_Work instructions_
Exactly reproduce each line of the listing that follows.

_Supplied information_
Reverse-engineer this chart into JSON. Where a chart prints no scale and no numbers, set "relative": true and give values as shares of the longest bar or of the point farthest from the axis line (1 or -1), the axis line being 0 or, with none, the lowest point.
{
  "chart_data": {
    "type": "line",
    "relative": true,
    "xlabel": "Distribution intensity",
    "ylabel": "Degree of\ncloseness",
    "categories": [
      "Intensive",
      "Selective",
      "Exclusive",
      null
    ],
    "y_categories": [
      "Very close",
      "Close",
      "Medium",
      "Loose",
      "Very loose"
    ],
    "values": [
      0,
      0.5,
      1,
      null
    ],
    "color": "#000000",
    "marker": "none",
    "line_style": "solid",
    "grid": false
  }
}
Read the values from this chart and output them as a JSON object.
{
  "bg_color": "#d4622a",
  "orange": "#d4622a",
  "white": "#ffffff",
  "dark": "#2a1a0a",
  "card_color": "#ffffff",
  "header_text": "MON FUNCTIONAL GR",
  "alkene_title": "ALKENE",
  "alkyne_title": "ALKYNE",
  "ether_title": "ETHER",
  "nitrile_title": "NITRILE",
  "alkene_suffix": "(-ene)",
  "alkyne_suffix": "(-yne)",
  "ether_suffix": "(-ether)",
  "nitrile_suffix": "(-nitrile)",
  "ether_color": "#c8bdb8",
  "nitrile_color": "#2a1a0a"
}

_Solution for this exercise_
Reverse-engineer this chart into JSON. Where a chart prints no scale and no numbers, set "relative": true and give values as shares of the longest bar or of the point farthest from the axis line (1 or -1), the axis line being 0 or, with none, the lowest point.
{
  "chart_data": {
    "type": "line",
    "relative": true,
    "xlabel": "Distribution intensity",
    "ylabel": "Degree of\ncloseness",
    "categories": [
      "Intensive",
      "Selective",
      "Exclusive",
      null
    ],
    "y_categories": [
      "Very close",
      "Close",
      "Medium",
      "Loose",
      "Very loose"
    ],
    "values": [
      0,
      0.5,
      1,
      null
    ],
    "color": "#000000",
    "marker": "none",
    "line_style": "solid",
    "grid": false
  }
}
Read the values from this chart and output them as a JSON object.
{
  "bg_color": "#d4622a",
  "orange": "#d4622a",
  "white": "#ffffff",
  "dark": "#2a1a0a",
  "card_color": "#ffffff",
  "header_text": "MON FUNCTIONAL GR",
  "alkene_title": "ALKENE",
  "alkyne_title": "ALKYNE",
  "ether_title": "ETHER",
  "nitrile_title": "NITRILE",
  "alkene_suffix": "(-ene)",
  "alkyne_suffix": "(-yne)",
  "ether_suffix": "(-ether)",
  "nitrile_suffix": "(-nitrile)",
  "ether_color": "#c8bdb8",
  "nitrile_color": "#2a1a0a"
}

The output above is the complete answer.